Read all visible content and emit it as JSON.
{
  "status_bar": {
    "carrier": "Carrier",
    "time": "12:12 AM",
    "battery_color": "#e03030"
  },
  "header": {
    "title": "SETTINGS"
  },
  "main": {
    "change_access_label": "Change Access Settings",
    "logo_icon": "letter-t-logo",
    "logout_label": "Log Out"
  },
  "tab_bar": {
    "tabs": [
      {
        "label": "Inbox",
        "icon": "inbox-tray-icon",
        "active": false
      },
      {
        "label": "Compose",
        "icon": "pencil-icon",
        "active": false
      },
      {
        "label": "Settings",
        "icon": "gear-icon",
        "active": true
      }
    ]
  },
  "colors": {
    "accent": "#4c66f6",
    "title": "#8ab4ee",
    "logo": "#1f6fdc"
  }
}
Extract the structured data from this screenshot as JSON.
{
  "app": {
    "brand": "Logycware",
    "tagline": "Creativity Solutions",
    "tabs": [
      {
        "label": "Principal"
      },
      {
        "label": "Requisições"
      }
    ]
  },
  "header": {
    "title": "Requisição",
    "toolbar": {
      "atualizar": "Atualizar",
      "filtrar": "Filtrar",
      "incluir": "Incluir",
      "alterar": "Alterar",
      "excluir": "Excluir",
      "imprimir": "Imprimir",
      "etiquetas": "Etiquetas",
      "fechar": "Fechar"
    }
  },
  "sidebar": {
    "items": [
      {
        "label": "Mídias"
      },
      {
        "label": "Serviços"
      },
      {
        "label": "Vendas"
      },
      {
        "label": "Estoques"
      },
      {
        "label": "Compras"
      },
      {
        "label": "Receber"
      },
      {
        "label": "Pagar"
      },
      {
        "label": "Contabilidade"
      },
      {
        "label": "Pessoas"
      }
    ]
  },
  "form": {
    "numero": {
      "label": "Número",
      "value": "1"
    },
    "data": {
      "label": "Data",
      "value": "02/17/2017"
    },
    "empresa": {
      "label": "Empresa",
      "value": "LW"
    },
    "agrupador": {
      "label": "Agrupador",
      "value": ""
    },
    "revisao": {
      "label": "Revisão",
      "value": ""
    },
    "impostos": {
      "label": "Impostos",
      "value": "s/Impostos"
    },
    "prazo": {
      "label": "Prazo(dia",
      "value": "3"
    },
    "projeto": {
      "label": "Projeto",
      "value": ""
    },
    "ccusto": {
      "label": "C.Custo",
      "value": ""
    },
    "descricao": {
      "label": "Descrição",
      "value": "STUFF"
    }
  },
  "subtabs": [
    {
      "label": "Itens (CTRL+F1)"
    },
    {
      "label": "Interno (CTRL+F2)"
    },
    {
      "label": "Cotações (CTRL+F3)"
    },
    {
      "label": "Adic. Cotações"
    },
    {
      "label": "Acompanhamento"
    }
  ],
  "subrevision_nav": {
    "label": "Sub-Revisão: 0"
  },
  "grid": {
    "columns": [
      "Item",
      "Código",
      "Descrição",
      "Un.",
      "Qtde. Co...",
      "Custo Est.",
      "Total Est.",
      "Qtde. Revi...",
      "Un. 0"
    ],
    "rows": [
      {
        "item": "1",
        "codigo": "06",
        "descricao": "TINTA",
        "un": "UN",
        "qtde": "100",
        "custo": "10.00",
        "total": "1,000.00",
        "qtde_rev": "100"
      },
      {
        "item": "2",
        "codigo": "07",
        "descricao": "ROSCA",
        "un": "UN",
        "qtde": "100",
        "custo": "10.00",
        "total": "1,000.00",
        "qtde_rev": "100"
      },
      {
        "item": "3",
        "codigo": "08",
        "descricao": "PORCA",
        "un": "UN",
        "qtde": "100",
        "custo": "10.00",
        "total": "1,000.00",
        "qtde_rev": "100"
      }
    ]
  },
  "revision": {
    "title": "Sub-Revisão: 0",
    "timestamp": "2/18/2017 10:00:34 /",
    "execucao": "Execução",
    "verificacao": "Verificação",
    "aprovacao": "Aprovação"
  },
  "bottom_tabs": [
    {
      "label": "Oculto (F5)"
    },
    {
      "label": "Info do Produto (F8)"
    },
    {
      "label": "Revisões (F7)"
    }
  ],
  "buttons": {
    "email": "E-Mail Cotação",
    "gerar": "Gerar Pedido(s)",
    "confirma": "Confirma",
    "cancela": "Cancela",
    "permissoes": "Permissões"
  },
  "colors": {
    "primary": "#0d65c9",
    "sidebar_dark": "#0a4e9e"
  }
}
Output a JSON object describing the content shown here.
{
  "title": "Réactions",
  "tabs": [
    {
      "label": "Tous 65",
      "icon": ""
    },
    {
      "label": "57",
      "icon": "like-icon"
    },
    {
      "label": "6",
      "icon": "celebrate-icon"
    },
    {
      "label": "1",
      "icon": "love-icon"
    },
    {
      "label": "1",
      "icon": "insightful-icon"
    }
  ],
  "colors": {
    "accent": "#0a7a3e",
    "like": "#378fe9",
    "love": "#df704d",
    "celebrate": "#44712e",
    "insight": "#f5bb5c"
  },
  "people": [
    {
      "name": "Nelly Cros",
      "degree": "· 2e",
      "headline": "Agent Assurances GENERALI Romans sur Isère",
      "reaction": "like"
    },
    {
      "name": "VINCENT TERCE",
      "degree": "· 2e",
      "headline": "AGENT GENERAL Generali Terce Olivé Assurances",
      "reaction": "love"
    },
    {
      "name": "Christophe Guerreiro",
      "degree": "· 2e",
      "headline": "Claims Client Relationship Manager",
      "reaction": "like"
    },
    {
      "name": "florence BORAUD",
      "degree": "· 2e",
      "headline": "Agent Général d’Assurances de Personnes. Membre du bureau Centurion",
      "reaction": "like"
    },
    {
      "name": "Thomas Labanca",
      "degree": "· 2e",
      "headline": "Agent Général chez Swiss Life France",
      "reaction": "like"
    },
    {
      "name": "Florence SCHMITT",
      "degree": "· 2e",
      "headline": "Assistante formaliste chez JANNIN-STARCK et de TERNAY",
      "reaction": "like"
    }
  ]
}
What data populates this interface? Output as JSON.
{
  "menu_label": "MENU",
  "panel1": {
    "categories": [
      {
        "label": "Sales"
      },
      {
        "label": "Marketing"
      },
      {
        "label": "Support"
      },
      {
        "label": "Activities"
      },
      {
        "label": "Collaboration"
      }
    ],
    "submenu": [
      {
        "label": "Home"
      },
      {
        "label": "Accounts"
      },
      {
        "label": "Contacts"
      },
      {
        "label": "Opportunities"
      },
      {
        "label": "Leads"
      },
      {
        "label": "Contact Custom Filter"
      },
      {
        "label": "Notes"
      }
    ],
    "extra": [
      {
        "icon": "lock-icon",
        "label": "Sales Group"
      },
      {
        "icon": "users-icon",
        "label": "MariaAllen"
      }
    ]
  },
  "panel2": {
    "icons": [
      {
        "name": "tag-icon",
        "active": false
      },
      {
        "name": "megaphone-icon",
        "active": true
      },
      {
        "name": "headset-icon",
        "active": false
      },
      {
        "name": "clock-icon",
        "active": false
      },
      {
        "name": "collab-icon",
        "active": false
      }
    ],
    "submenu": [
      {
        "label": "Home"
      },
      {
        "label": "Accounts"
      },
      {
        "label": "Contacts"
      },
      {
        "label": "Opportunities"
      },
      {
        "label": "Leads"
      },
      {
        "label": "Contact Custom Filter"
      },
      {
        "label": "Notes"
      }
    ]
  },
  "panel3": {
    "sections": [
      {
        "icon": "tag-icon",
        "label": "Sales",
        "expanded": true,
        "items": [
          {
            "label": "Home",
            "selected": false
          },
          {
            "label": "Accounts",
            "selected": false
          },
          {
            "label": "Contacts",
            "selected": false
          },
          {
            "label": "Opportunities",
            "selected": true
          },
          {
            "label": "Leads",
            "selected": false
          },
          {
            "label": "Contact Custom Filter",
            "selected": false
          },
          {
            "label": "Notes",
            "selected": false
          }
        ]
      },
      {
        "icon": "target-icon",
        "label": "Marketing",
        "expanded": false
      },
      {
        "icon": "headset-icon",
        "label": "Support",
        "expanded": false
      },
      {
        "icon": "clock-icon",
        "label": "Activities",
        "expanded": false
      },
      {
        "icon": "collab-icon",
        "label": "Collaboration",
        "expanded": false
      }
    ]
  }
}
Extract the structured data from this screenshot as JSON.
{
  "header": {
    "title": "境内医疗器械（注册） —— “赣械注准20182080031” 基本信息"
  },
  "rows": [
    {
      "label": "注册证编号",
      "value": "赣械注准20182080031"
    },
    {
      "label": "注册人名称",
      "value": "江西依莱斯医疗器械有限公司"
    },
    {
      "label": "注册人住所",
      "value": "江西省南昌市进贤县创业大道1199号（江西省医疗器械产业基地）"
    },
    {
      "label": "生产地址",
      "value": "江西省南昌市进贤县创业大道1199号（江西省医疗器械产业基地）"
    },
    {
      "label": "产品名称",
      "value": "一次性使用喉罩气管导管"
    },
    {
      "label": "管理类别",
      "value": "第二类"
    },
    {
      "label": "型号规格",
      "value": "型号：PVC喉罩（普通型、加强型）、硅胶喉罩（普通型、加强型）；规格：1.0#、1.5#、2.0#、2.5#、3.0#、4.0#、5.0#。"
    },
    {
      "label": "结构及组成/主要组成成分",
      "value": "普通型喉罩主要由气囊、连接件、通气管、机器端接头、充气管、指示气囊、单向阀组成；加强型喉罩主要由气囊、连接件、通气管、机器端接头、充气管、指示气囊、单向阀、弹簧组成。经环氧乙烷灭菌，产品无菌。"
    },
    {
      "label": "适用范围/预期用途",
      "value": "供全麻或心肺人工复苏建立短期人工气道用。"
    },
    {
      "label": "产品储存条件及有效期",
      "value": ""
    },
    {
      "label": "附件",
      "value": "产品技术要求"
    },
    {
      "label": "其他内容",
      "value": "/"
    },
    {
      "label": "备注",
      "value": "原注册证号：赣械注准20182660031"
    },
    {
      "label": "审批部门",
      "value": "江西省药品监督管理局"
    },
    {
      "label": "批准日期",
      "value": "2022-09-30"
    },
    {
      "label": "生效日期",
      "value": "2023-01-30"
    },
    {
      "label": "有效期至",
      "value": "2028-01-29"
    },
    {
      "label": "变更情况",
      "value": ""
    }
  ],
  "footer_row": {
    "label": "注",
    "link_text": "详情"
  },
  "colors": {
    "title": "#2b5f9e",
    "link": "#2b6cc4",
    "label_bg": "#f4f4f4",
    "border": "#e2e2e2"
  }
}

──────────

▶ _Problem details_:
Take every line that includes the string "Output" and copy it.

▶ _Answer to the problem_:
Output a JSON object describing the content shown here.
What data populates this interface? Output as JSON.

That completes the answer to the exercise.